» **Task directions**
Give the entries back exactly, dropping each image.

» **Task input**
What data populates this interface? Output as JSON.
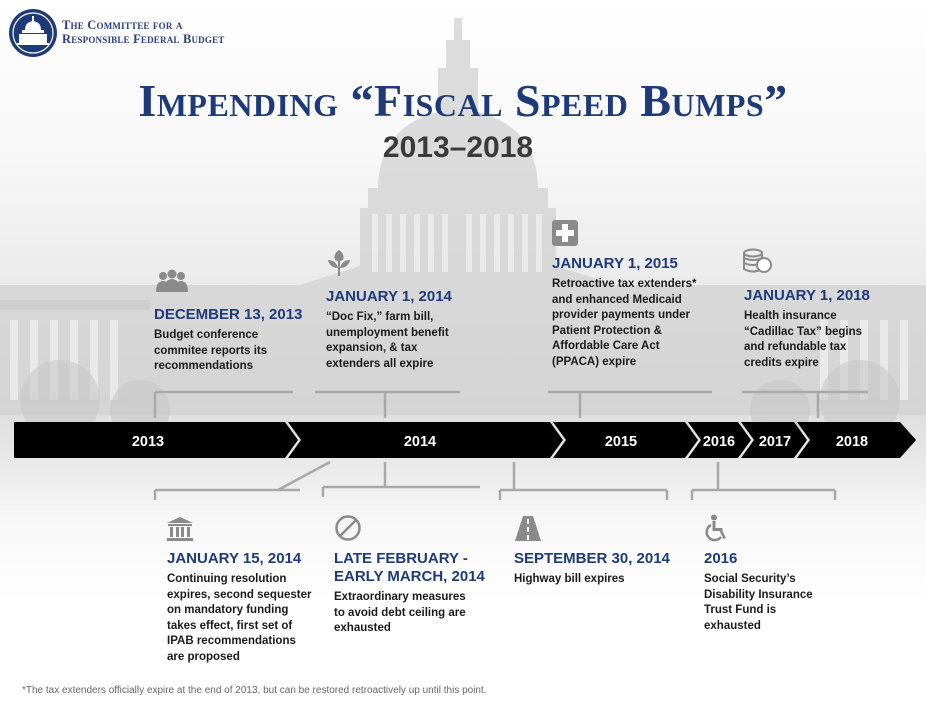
{
  "header": {
    "org_line1": "The Committee for a",
    "org_line2": "Responsible Federal Budget",
    "title": "Impending “Fiscal Speed Bumps”",
    "subtitle": "2013–2018"
  },
  "timeline": {
    "years": [
      {
        "label": "2013"
      },
      {
        "label": "2014"
      },
      {
        "label": "2015"
      },
      {
        "label": "2016"
      },
      {
        "label": "2017"
      },
      {
        "label": "2018"
      }
    ]
  },
  "events_top": [
    {
      "icon": "people-group-icon",
      "date": "DECEMBER 13, 2013",
      "text": [
        "Budget conference",
        "commitee reports its",
        "recommendations"
      ]
    },
    {
      "icon": "plant-icon",
      "date": "JANUARY 1, 2014",
      "text": [
        "“Doc Fix,” farm bill,",
        "unemployment benefit",
        "expansion, & tax",
        "extenders all expire"
      ]
    },
    {
      "icon": "medical-cross-icon",
      "date": "JANUARY 1, 2015",
      "text": [
        "Retroactive tax extenders*",
        "and enhanced Medicaid",
        "provider payments under",
        "Patient Protection &",
        "Affordable Care Act",
        "(PPACA) expire"
      ]
    },
    {
      "icon": "coins-icon",
      "date": "JANUARY 1, 2018",
      "text": [
        "Health insurance",
        "“Cadillac Tax” begins",
        "and refundable tax",
        "credits expire"
      ]
    }
  ],
  "events_bottom": [
    {
      "icon": "government-building-icon",
      "date": "JANUARY 15, 2014",
      "text": [
        "Continuing resolution",
        "expires, second sequester",
        "on mandatory funding",
        "takes effect, first set of",
        "IPAB recommendations",
        "are proposed"
      ]
    },
    {
      "icon": "prohibited-icon",
      "date_lines": [
        "LATE FEBRUARY -",
        "EARLY MARCH, 2014"
      ],
      "text": [
        "Extraordinary measures",
        "to avoid debt ceiling are",
        "exhausted"
      ]
    },
    {
      "icon": "highway-icon",
      "date": "SEPTEMBER 30, 2014",
      "text": [
        "Highway bill expires"
      ]
    },
    {
      "icon": "wheelchair-icon",
      "date": "2016",
      "text": [
        "Social Security’s",
        "Disability Insurance",
        "Trust Fund is",
        "exhausted"
      ]
    }
  ],
  "footnote": "*The tax extenders officially expire at the end of 2013, but can be restored retroactively up until this point.",
  "colors": {
    "navy": "#1e3a7b",
    "arrow": "#000000",
    "connector": "#a8a8a8",
    "icon_gray": "#8a8a8a"
  }
}
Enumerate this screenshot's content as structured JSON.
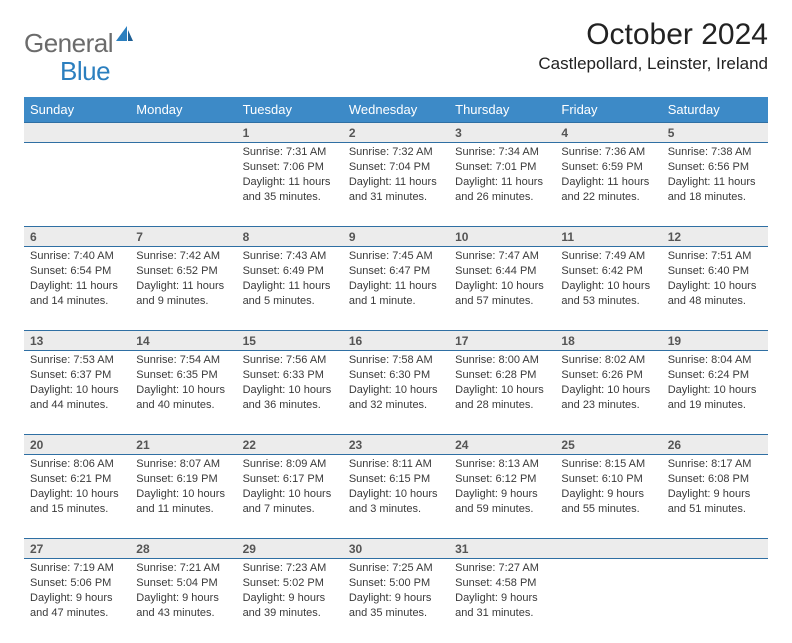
{
  "brand": {
    "part1": "General",
    "part2": "Blue"
  },
  "title": "October 2024",
  "location": "Castlepollard, Leinster, Ireland",
  "colors": {
    "header_bg": "#3d8ac7",
    "header_text": "#ffffff",
    "rule": "#2f6fa3",
    "daynum_bg": "#ececec",
    "daynum_text": "#555555",
    "body_text": "#3a3a3a",
    "logo_gray": "#6b6b6b",
    "logo_blue": "#2b7fbf"
  },
  "weekdays": [
    "Sunday",
    "Monday",
    "Tuesday",
    "Wednesday",
    "Thursday",
    "Friday",
    "Saturday"
  ],
  "weeks": [
    [
      null,
      null,
      {
        "n": "1",
        "sr": "7:31 AM",
        "ss": "7:06 PM",
        "dl": "11 hours and 35 minutes."
      },
      {
        "n": "2",
        "sr": "7:32 AM",
        "ss": "7:04 PM",
        "dl": "11 hours and 31 minutes."
      },
      {
        "n": "3",
        "sr": "7:34 AM",
        "ss": "7:01 PM",
        "dl": "11 hours and 26 minutes."
      },
      {
        "n": "4",
        "sr": "7:36 AM",
        "ss": "6:59 PM",
        "dl": "11 hours and 22 minutes."
      },
      {
        "n": "5",
        "sr": "7:38 AM",
        "ss": "6:56 PM",
        "dl": "11 hours and 18 minutes."
      }
    ],
    [
      {
        "n": "6",
        "sr": "7:40 AM",
        "ss": "6:54 PM",
        "dl": "11 hours and 14 minutes."
      },
      {
        "n": "7",
        "sr": "7:42 AM",
        "ss": "6:52 PM",
        "dl": "11 hours and 9 minutes."
      },
      {
        "n": "8",
        "sr": "7:43 AM",
        "ss": "6:49 PM",
        "dl": "11 hours and 5 minutes."
      },
      {
        "n": "9",
        "sr": "7:45 AM",
        "ss": "6:47 PM",
        "dl": "11 hours and 1 minute."
      },
      {
        "n": "10",
        "sr": "7:47 AM",
        "ss": "6:44 PM",
        "dl": "10 hours and 57 minutes."
      },
      {
        "n": "11",
        "sr": "7:49 AM",
        "ss": "6:42 PM",
        "dl": "10 hours and 53 minutes."
      },
      {
        "n": "12",
        "sr": "7:51 AM",
        "ss": "6:40 PM",
        "dl": "10 hours and 48 minutes."
      }
    ],
    [
      {
        "n": "13",
        "sr": "7:53 AM",
        "ss": "6:37 PM",
        "dl": "10 hours and 44 minutes."
      },
      {
        "n": "14",
        "sr": "7:54 AM",
        "ss": "6:35 PM",
        "dl": "10 hours and 40 minutes."
      },
      {
        "n": "15",
        "sr": "7:56 AM",
        "ss": "6:33 PM",
        "dl": "10 hours and 36 minutes."
      },
      {
        "n": "16",
        "sr": "7:58 AM",
        "ss": "6:30 PM",
        "dl": "10 hours and 32 minutes."
      },
      {
        "n": "17",
        "sr": "8:00 AM",
        "ss": "6:28 PM",
        "dl": "10 hours and 28 minutes."
      },
      {
        "n": "18",
        "sr": "8:02 AM",
        "ss": "6:26 PM",
        "dl": "10 hours and 23 minutes."
      },
      {
        "n": "19",
        "sr": "8:04 AM",
        "ss": "6:24 PM",
        "dl": "10 hours and 19 minutes."
      }
    ],
    [
      {
        "n": "20",
        "sr": "8:06 AM",
        "ss": "6:21 PM",
        "dl": "10 hours and 15 minutes."
      },
      {
        "n": "21",
        "sr": "8:07 AM",
        "ss": "6:19 PM",
        "dl": "10 hours and 11 minutes."
      },
      {
        "n": "22",
        "sr": "8:09 AM",
        "ss": "6:17 PM",
        "dl": "10 hours and 7 minutes."
      },
      {
        "n": "23",
        "sr": "8:11 AM",
        "ss": "6:15 PM",
        "dl": "10 hours and 3 minutes."
      },
      {
        "n": "24",
        "sr": "8:13 AM",
        "ss": "6:12 PM",
        "dl": "9 hours and 59 minutes."
      },
      {
        "n": "25",
        "sr": "8:15 AM",
        "ss": "6:10 PM",
        "dl": "9 hours and 55 minutes."
      },
      {
        "n": "26",
        "sr": "8:17 AM",
        "ss": "6:08 PM",
        "dl": "9 hours and 51 minutes."
      }
    ],
    [
      {
        "n": "27",
        "sr": "7:19 AM",
        "ss": "5:06 PM",
        "dl": "9 hours and 47 minutes."
      },
      {
        "n": "28",
        "sr": "7:21 AM",
        "ss": "5:04 PM",
        "dl": "9 hours and 43 minutes."
      },
      {
        "n": "29",
        "sr": "7:23 AM",
        "ss": "5:02 PM",
        "dl": "9 hours and 39 minutes."
      },
      {
        "n": "30",
        "sr": "7:25 AM",
        "ss": "5:00 PM",
        "dl": "9 hours and 35 minutes."
      },
      {
        "n": "31",
        "sr": "7:27 AM",
        "ss": "4:58 PM",
        "dl": "9 hours and 31 minutes."
      },
      null,
      null
    ]
  ],
  "labels": {
    "sunrise": "Sunrise:",
    "sunset": "Sunset:",
    "daylight": "Daylight:"
  }
}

» **Task solution**
What data populates this interface? Output as JSON.
{
  "header": {
    "org_line1": "The Committee for a",
    "org_line2": "Responsible Federal Budget",
    "title": "Impending “Fiscal Speed Bumps”",
    "subtitle": "2013–2018"
  },
  "timeline": {
    "years": [
      {
        "label": "2013"
      },
      {
        "label": "2014"
      },
      {
        "label": "2015"
      },
      {
        "label": "2016"
      },
      {
        "label": "2017"
      },
      {
        "label": "2018"
      }
    ]
  },
  "events_top": [
    {
      "icon": "people-group-icon",
      "date": "DECEMBER 13, 2013",
      "text": [
        "Budget conference",
        "commitee reports its",
        "recommendations"
      ]
    },
    {
      "icon": "plant-icon",
      "date": "JANUARY 1, 2014",
      "text": [
        "“Doc Fix,” farm bill,",
        "unemployment benefit",
        "expansion, & tax",
        "extenders all expire"
      ]
    },
    {
      "icon": "medical-cross-icon",
      "date": "JANUARY 1, 2015",
      "text": [
        "Retroactive tax extenders*",
        "and enhanced Medicaid",
        "provider payments under",
        "Patient Protection &",
        "Affordable Care Act",
        "(PPACA) expire"
      ]
    },
    {
      "icon": "coins-icon",
      "date": "JANUARY 1, 2018",
      "text": [
        "Health insurance",
        "“Cadillac Tax” begins",
        "and refundable tax",
        "credits expire"
      ]
    }
  ],
  "events_bottom": [
    {
      "icon": "government-building-icon",
      "date": "JANUARY 15, 2014",
      "text": [
        "Continuing resolution",
        "expires, second sequester",
        "on mandatory funding",
        "takes effect, first set of",
        "IPAB recommendations",
        "are proposed"
      ]
    },
    {
      "icon": "prohibited-icon",
      "date_lines": [
        "LATE FEBRUARY -",
        "EARLY MARCH, 2014"
      ],
      "text": [
        "Extraordinary measures",
        "to avoid debt ceiling are",
        "exhausted"
      ]
    },
    {
      "icon": "highway-icon",
      "date": "SEPTEMBER 30, 2014",
      "text": [
        "Highway bill expires"
      ]
    },
    {
      "icon": "wheelchair-icon",
      "date": "2016",
      "text": [
        "Social Security’s",
        "Disability Insurance",
        "Trust Fund is",
        "exhausted"
      ]
    }
  ],
  "footnote": "*The tax extenders officially expire at the end of 2013, but can be restored retroactively up until this point.",
  "colors": {
    "navy": "#1e3a7b",
    "arrow": "#000000",
    "connector": "#a8a8a8",
    "icon_gray": "#8a8a8a"
  }
}
Enumerate this screenshot's content as structured JSON.
{
  "brand": {
    "part1": "General",
    "part2": "Blue"
  },
  "title": "October 2024",
  "location": "Castlepollard, Leinster, Ireland",
  "colors": {
    "header_bg": "#3d8ac7",
    "header_text": "#ffffff",
    "rule": "#2f6fa3",
    "daynum_bg": "#ececec",
    "daynum_text": "#555555",
    "body_text": "#3a3a3a",
    "logo_gray": "#6b6b6b",
    "logo_blue": "#2b7fbf"
  },
  "weekdays": [
    "Sunday",
    "Monday",
    "Tuesday",
    "Wednesday",
    "Thursday",
    "Friday",
    "Saturday"
  ],
  "weeks": [
    [
      null,
      null,
      {
        "n": "1",
        "sr": "7:31 AM",
        "ss": "7:06 PM",
        "dl": "11 hours and 35 minutes."
      },
      {
        "n": "2",
        "sr": "7:32 AM",
        "ss": "7:04 PM",
        "dl": "11 hours and 31 minutes."
      },
      {
        "n": "3",
        "sr": "7:34 AM",
        "ss": "7:01 PM",
        "dl": "11 hours and 26 minutes."
      },
      {
        "n": "4",
        "sr": "7:36 AM",
        "ss": "6:59 PM",
        "dl": "11 hours and 22 minutes."
      },
      {
        "n": "5",
        "sr": "7:38 AM",
        "ss": "6:56 PM",
        "dl": "11 hours and 18 minutes."
      }
    ],
    [
      {
        "n": "6",
        "sr": "7:40 AM",
        "ss": "6:54 PM",
        "dl": "11 hours and 14 minutes."
      },
      {
        "n": "7",
        "sr": "7:42 AM",
        "ss": "6:52 PM",
        "dl": "11 hours and 9 minutes."
      },
      {
        "n": "8",
        "sr": "7:43 AM",
        "ss": "6:49 PM",
        "dl": "11 hours and 5 minutes."
      },
      {
        "n": "9",
        "sr": "7:45 AM",
        "ss": "6:47 PM",
        "dl": "11 hours and 1 minute."
      },
      {
        "n": "10",
        "sr": "7:47 AM",
        "ss": "6:44 PM",
        "dl": "10 hours and 57 minutes."
      },
      {
        "n": "11",
        "sr": "7:49 AM",
        "ss": "6:42 PM",
        "dl": "10 hours and 53 minutes."
      },
      {
        "n": "12",
        "sr": "7:51 AM",
        "ss": "6:40 PM",
        "dl": "10 hours and 48 minutes."
      }
    ],
    [
      {
        "n": "13",
        "sr": "7:53 AM",
        "ss": "6:37 PM",
        "dl": "10 hours and 44 minutes."
      },
      {
        "n": "14",
        "sr": "7:54 AM",
        "ss": "6:35 PM",
        "dl": "10 hours and 40 minutes."
      },
      {
        "n": "15",
        "sr": "7:56 AM",
        "ss": "6:33 PM",
        "dl": "10 hours and 36 minutes."
      },
      {
        "n": "16",
        "sr": "7:58 AM",
        "ss": "6:30 PM",
        "dl": "10 hours and 32 minutes."
      },
      {
        "n": "17",
        "sr": "8:00 AM",
        "ss": "6:28 PM",
        "dl": "10 hours and 28 minutes."
      },
      {
        "n": "18",
        "sr": "8:02 AM",
        "ss": "6:26 PM",
        "dl": "10 hours and 23 minutes."
      },
      {
        "n": "19",
        "sr": "8:04 AM",
        "ss": "6:24 PM",
        "dl": "10 hours and 19 minutes."
      }
    ],
    [
      {
        "n": "20",
        "sr": "8:06 AM",
        "ss": "6:21 PM",
        "dl": "10 hours and 15 minutes."
      },
      {
        "n": "21",
        "sr": "8:07 AM",
        "ss": "6:19 PM",
        "dl": "10 hours and 11 minutes."
      },
      {
        "n": "22",
        "sr": "8:09 AM",
        "ss": "6:17 PM",
        "dl": "10 hours and 7 minutes."
      },
      {
        "n": "23",
        "sr": "8:11 AM",
        "ss": "6:15 PM",
        "dl": "10 hours and 3 minutes."
      },
      {
        "n": "24",
        "sr": "8:13 AM",
        "ss": "6:12 PM",
        "dl": "9 hours and 59 minutes."
      },
      {
        "n": "25",
        "sr": "8:15 AM",
        "ss": "6:10 PM",
        "dl": "9 hours and 55 minutes."
      },
      {
        "n": "26",
        "sr": "8:17 AM",
        "ss": "6:08 PM",
        "dl": "9 hours and 51 minutes."
      }
    ],
    [
      {
        "n": "27",
        "sr": "7:19 AM",
        "ss": "5:06 PM",
        "dl": "9 hours and 47 minutes."
      },
      {
        "n": "28",
        "sr": "7:21 AM",
        "ss": "5:04 PM",
        "dl": "9 hours and 43 minutes."
      },
      {
        "n": "29",
        "sr": "7:23 AM",
        "ss": "5:02 PM",
        "dl": "9 hours and 39 minutes."
      },
      {
        "n": "30",
        "sr": "7:25 AM",
        "ss": "5:00 PM",
        "dl": "9 hours and 35 minutes."
      },
      {
        "n": "31",
        "sr": "7:27 AM",
        "ss": "4:58 PM",
        "dl": "9 hours and 31 minutes."
      },
      null,
      null
    ]
  ],
  "labels": {
    "sunrise": "Sunrise:",
    "sunset": "Sunset:",
    "daylight": "Daylight:"
  }
}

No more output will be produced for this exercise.